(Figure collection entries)

* * *

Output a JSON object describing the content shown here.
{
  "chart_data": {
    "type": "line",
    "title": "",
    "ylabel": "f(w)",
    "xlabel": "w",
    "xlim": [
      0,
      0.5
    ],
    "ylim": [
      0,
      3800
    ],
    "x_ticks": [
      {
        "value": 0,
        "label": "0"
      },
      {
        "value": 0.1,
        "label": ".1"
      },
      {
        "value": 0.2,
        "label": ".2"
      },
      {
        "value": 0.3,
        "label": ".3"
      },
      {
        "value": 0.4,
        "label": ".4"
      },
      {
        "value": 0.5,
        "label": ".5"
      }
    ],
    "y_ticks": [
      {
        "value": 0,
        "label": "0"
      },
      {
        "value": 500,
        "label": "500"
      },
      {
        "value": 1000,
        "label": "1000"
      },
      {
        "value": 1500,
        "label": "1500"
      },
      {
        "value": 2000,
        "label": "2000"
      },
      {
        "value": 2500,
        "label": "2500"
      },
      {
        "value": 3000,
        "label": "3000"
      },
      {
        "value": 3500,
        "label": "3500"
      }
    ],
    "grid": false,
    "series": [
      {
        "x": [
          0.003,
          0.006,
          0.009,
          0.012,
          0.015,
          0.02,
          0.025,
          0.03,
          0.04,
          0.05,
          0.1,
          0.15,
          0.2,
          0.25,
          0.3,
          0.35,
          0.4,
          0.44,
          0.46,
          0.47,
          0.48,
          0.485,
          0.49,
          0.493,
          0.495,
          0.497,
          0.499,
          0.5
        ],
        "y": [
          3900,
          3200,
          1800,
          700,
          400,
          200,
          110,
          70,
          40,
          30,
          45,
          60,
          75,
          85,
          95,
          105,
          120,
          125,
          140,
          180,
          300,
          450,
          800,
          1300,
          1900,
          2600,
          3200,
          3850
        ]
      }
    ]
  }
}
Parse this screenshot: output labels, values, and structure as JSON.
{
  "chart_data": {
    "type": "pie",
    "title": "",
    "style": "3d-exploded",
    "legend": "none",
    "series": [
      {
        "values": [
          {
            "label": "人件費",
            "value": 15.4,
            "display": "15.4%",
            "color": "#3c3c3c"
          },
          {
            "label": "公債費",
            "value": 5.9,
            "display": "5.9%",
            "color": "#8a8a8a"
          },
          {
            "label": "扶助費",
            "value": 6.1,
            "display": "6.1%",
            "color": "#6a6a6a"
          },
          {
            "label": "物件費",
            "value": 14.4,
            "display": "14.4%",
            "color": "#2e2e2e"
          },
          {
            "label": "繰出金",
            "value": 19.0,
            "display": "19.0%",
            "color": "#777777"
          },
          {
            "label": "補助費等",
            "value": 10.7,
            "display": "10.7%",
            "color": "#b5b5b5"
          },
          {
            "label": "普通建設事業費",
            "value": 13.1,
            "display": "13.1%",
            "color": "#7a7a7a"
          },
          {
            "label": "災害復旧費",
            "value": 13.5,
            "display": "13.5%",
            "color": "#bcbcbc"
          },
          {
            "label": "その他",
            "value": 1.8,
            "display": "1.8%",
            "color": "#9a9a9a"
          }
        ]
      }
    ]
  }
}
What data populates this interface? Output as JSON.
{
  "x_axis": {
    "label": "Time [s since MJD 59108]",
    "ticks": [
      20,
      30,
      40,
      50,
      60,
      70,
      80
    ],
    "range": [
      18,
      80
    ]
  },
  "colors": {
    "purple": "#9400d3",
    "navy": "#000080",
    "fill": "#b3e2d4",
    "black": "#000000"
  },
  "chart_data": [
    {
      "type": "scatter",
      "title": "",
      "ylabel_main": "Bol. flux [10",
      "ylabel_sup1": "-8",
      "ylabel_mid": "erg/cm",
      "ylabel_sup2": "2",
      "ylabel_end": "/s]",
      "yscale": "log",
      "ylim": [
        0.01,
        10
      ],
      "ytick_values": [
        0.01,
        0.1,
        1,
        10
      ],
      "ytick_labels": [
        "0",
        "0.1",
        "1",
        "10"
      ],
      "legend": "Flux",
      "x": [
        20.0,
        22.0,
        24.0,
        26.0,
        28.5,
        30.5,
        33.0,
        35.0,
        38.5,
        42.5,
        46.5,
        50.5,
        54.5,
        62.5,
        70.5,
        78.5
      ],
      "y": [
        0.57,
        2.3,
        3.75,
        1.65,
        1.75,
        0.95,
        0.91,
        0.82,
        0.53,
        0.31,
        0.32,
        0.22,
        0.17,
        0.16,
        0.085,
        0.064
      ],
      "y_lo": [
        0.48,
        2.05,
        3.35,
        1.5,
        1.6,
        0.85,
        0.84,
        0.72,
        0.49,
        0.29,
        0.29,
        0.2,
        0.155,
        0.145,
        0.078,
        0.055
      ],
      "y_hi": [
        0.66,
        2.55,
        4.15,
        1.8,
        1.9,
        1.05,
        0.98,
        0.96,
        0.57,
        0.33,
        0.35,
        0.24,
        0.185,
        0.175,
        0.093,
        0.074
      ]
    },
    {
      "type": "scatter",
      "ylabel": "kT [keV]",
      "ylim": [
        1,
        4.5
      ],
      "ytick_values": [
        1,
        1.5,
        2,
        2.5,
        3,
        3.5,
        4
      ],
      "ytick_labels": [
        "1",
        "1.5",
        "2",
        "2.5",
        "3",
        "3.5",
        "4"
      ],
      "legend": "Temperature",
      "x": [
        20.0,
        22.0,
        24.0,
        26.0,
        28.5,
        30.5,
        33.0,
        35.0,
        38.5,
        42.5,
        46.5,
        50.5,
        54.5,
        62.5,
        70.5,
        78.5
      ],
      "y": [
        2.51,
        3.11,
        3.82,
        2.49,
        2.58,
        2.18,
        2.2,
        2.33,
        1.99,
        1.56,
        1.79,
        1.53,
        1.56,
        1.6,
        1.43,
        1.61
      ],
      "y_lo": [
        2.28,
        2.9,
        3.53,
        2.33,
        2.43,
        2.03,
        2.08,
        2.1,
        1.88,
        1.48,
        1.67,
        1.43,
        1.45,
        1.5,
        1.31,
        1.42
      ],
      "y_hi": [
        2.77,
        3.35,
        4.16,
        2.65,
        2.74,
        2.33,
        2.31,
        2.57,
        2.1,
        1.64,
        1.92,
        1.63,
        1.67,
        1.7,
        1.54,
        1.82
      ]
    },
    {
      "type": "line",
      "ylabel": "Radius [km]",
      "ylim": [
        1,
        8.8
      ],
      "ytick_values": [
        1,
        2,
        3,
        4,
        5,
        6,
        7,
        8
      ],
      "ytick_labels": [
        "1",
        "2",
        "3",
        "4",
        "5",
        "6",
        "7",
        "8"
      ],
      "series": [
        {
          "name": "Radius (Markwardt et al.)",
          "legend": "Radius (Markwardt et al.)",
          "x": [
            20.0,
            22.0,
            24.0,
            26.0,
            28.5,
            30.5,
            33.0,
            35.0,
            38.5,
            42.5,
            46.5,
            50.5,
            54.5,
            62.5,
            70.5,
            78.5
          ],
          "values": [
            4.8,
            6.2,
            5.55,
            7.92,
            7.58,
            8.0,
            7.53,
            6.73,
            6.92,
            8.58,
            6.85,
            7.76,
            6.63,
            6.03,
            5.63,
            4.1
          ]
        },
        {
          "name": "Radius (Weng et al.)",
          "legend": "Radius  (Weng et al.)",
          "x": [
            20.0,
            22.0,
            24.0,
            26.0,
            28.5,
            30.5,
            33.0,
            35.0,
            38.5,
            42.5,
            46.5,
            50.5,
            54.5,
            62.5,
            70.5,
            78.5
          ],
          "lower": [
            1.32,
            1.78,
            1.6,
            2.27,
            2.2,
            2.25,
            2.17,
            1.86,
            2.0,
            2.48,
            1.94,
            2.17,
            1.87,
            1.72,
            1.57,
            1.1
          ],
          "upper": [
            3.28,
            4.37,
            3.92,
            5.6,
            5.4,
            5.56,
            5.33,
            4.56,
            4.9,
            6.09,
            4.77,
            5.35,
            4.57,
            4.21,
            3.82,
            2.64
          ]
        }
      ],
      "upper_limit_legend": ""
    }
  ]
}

* * *

**BRIEF**
Using the records above, gather all lines where the string "Weng" is present.

**RESULT OF THE EXERCISE**
          "name": "Radius (Weng et al.)",
          "legend": "Radius  (Weng et al.)",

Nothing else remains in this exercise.